Set problem
Read the records below. Copy each line where the string "późn" occurs.

Collection entries:
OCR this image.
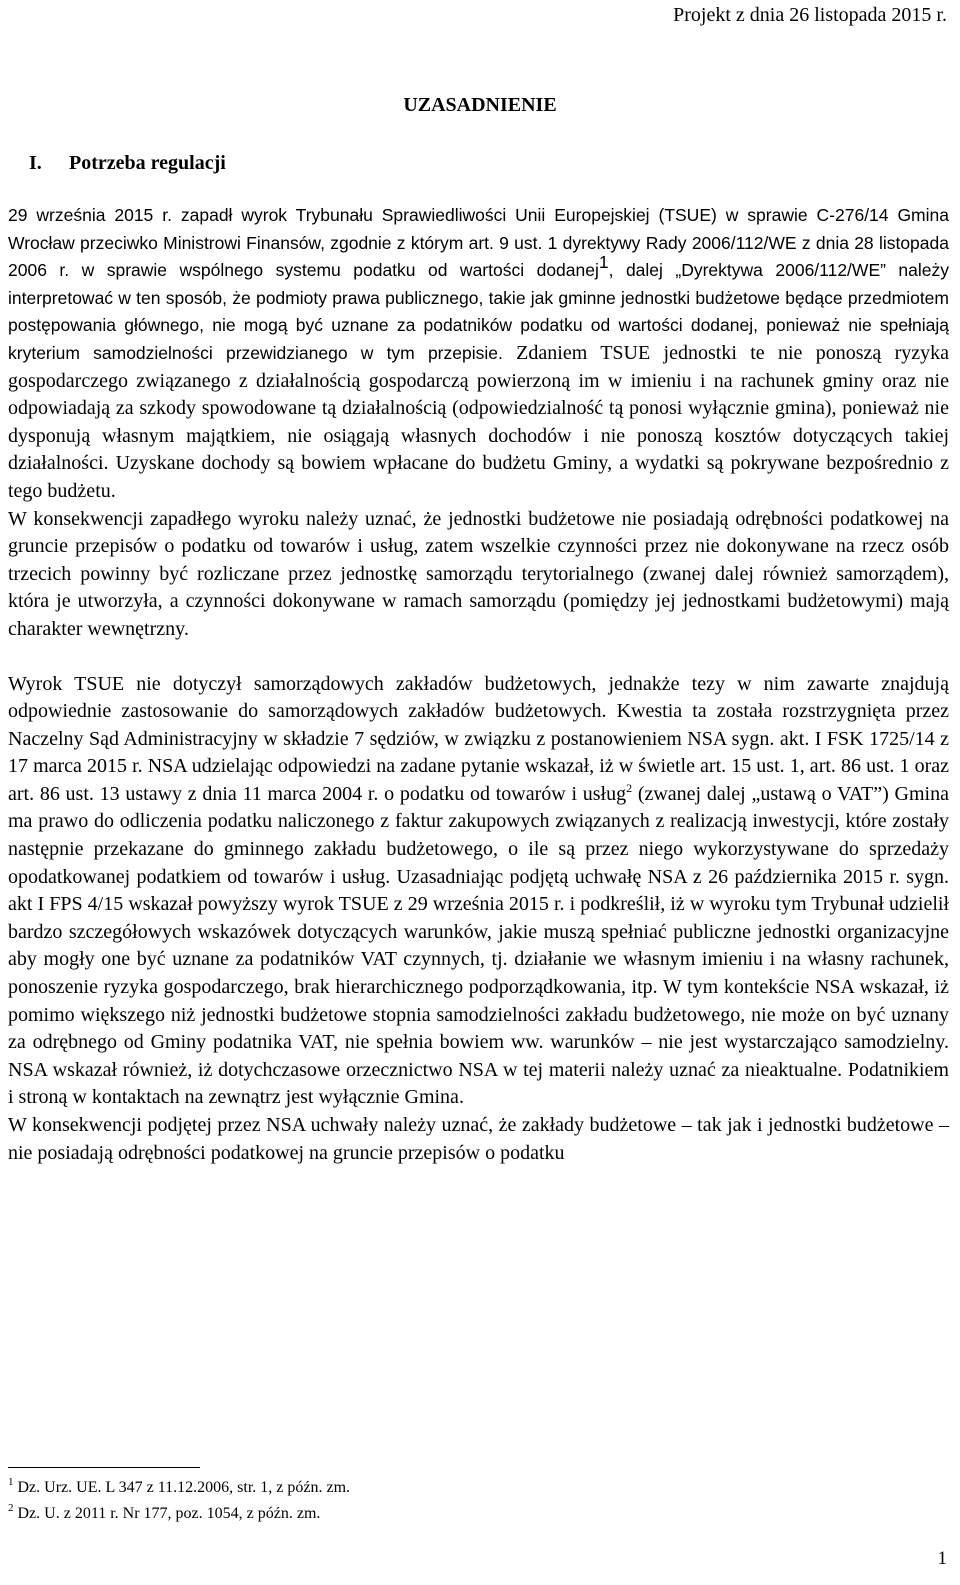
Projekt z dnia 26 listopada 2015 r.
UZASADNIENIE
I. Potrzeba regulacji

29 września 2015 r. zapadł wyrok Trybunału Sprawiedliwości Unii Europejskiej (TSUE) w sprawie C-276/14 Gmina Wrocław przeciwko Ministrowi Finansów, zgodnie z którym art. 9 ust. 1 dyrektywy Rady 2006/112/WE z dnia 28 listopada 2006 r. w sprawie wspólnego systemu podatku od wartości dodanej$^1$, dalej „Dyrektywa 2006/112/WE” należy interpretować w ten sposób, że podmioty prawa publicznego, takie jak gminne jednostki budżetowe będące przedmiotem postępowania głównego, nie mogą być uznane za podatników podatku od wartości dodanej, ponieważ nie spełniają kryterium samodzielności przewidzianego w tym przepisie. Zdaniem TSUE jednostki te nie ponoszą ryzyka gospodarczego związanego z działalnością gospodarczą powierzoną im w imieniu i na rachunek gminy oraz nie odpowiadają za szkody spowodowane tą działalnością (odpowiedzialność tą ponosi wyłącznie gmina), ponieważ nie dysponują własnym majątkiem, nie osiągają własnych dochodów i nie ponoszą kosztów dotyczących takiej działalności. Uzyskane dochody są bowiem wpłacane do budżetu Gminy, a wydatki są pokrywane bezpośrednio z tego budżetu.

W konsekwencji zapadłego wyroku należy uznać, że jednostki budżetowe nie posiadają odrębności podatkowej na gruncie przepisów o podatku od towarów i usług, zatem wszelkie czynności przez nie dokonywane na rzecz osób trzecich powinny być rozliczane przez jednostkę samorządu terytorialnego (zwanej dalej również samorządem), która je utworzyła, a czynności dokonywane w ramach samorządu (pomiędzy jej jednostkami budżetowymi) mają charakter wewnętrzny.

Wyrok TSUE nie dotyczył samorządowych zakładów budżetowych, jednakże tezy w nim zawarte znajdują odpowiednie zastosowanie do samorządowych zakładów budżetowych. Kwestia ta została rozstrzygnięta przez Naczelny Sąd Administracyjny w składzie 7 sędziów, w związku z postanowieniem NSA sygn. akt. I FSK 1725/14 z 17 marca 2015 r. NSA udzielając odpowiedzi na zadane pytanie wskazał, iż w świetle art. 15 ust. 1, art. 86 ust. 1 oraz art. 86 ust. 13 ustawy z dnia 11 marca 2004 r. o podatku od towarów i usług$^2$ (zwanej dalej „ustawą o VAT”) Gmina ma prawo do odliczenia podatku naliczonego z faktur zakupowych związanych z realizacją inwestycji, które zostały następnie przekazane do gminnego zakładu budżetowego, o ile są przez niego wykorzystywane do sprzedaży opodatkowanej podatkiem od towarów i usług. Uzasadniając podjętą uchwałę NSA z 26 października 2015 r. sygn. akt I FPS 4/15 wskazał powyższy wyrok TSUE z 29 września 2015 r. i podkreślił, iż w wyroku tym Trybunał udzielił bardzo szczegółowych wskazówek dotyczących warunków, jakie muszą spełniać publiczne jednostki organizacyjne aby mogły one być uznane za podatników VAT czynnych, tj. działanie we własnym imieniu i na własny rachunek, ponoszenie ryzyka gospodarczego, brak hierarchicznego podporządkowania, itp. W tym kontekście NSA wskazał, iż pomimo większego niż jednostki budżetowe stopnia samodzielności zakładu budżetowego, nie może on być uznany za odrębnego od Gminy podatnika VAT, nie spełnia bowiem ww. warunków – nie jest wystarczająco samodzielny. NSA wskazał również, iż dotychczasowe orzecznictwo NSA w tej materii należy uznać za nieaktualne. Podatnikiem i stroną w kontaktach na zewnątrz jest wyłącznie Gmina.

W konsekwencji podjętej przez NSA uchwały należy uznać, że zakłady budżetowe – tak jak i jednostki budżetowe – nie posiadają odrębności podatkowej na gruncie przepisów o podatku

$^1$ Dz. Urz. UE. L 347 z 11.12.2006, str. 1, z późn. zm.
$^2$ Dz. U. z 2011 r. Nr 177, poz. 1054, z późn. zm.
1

Exercise output
$^1$ Dz. Urz. UE. L 347 z 11.12.2006, str. 1, z późn. zm.
$^2$ Dz. U. z 2011 r. Nr 177, poz. 1054, z późn. zm.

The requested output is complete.